* START RECORDS SUPPLIED *

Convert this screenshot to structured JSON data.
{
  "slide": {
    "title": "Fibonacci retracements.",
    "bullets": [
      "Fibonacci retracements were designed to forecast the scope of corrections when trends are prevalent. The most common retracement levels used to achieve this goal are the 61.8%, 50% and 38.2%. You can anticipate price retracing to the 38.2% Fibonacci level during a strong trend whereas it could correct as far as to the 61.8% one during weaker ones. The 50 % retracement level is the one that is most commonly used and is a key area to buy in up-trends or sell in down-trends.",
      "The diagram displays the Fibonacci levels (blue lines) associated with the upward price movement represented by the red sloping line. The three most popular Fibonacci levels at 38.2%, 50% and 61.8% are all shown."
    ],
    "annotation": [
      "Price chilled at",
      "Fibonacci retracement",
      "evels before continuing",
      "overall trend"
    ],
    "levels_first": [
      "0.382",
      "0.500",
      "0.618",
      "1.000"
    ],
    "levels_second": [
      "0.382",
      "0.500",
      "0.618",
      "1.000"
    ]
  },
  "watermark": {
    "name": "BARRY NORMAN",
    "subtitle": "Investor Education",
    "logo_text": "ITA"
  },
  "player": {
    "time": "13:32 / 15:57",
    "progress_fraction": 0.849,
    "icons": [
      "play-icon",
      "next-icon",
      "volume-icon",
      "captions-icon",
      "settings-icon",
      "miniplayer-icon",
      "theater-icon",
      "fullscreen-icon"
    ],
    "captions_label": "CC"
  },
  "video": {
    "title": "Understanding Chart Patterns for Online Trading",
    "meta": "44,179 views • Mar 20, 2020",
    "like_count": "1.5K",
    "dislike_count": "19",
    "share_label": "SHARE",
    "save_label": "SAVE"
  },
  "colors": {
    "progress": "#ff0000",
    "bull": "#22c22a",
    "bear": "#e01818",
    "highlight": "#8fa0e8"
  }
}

* END RECORDS SUPPLIED *

TASK GOAL: Copy out the whole listing exactly; please set it all down.

RESULT FOR THIS TASK:
Convert this screenshot to structured JSON data.
{
  "slide": {
    "title": "Fibonacci retracements.",
    "bullets": [
      "Fibonacci retracements were designed to forecast the scope of corrections when trends are prevalent. The most common retracement levels used to achieve this goal are the 61.8%, 50% and 38.2%. You can anticipate price retracing to the 38.2% Fibonacci level during a strong trend whereas it could correct as far as to the 61.8% one during weaker ones. The 50 % retracement level is the one that is most commonly used and is a key area to buy in up-trends or sell in down-trends.",
      "The diagram displays the Fibonacci levels (blue lines) associated with the upward price movement represented by the red sloping line. The three most popular Fibonacci levels at 38.2%, 50% and 61.8% are all shown."
    ],
    "annotation": [
      "Price chilled at",
      "Fibonacci retracement",
      "evels before continuing",
      "overall trend"
    ],
    "levels_first": [
      "0.382",
      "0.500",
      "0.618",
      "1.000"
    ],
    "levels_second": [
      "0.382",
      "0.500",
      "0.618",
      "1.000"
    ]
  },
  "watermark": {
    "name": "BARRY NORMAN",
    "subtitle": "Investor Education",
    "logo_text": "ITA"
  },
  "player": {
    "time": "13:32 / 15:57",
    "progress_fraction": 0.849,
    "icons": [
      "play-icon",
      "next-icon",
      "volume-icon",
      "captions-icon",
      "settings-icon",
      "miniplayer-icon",
      "theater-icon",
      "fullscreen-icon"
    ],
    "captions_label": "CC"
  },
  "video": {
    "title": "Understanding Chart Patterns for Online Trading",
    "meta": "44,179 views • Mar 20, 2020",
    "like_count": "1.5K",
    "dislike_count": "19",
    "share_label": "SHARE",
    "save_label": "SAVE"
  },
  "colors": {
    "progress": "#ff0000",
    "bull": "#22c22a",
    "bear": "#e01818",
    "highlight": "#8fa0e8"
  }
}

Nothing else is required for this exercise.